* **Task directions**
Pictures do not belong in your copy. Repeat all the other data exactly.
------ Raw data ------
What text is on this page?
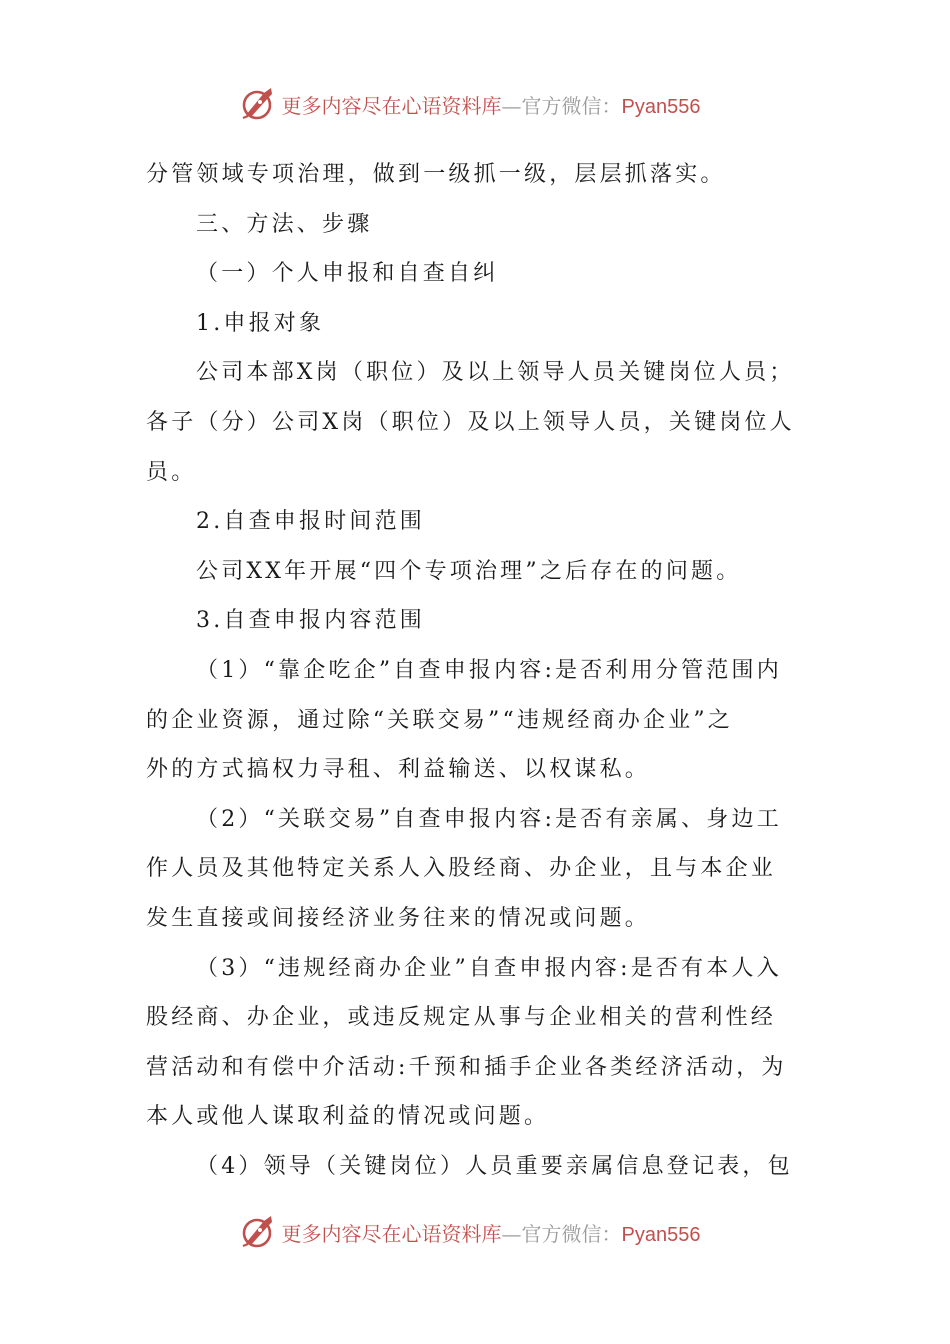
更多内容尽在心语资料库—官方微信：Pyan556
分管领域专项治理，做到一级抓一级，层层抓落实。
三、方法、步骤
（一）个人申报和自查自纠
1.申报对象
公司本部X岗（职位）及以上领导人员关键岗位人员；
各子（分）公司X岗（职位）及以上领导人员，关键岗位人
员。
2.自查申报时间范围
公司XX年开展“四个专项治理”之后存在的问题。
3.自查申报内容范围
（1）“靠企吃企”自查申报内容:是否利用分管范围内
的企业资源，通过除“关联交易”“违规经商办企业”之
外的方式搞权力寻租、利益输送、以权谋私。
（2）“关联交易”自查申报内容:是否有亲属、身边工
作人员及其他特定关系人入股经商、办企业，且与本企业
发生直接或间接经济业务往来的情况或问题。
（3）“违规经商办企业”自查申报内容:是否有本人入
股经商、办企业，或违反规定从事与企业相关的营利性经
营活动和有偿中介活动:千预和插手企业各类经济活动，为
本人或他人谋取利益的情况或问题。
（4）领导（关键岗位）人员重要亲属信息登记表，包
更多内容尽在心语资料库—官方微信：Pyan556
------
* **Answer in full**
What text is on this page?
更多内容尽在心语资料库—官方微信：Pyan556
分管领域专项治理，做到一级抓一级，层层抓落实。
三、方法、步骤
（一）个人申报和自查自纠
1.申报对象
公司本部X岗（职位）及以上领导人员关键岗位人员；
各子（分）公司X岗（职位）及以上领导人员，关键岗位人
员。
2.自查申报时间范围
公司XX年开展“四个专项治理”之后存在的问题。
3.自查申报内容范围
（1）“靠企吃企”自查申报内容:是否利用分管范围内
的企业资源，通过除“关联交易”“违规经商办企业”之
外的方式搞权力寻租、利益输送、以权谋私。
（2）“关联交易”自查申报内容:是否有亲属、身边工
作人员及其他特定关系人入股经商、办企业，且与本企业
发生直接或间接经济业务往来的情况或问题。
（3）“违规经商办企业”自查申报内容:是否有本人入
股经商、办企业，或违反规定从事与企业相关的营利性经
营活动和有偿中介活动:千预和插手企业各类经济活动，为
本人或他人谋取利益的情况或问题。
（4）领导（关键岗位）人员重要亲属信息登记表，包
更多内容尽在心语资料库—官方微信：Pyan556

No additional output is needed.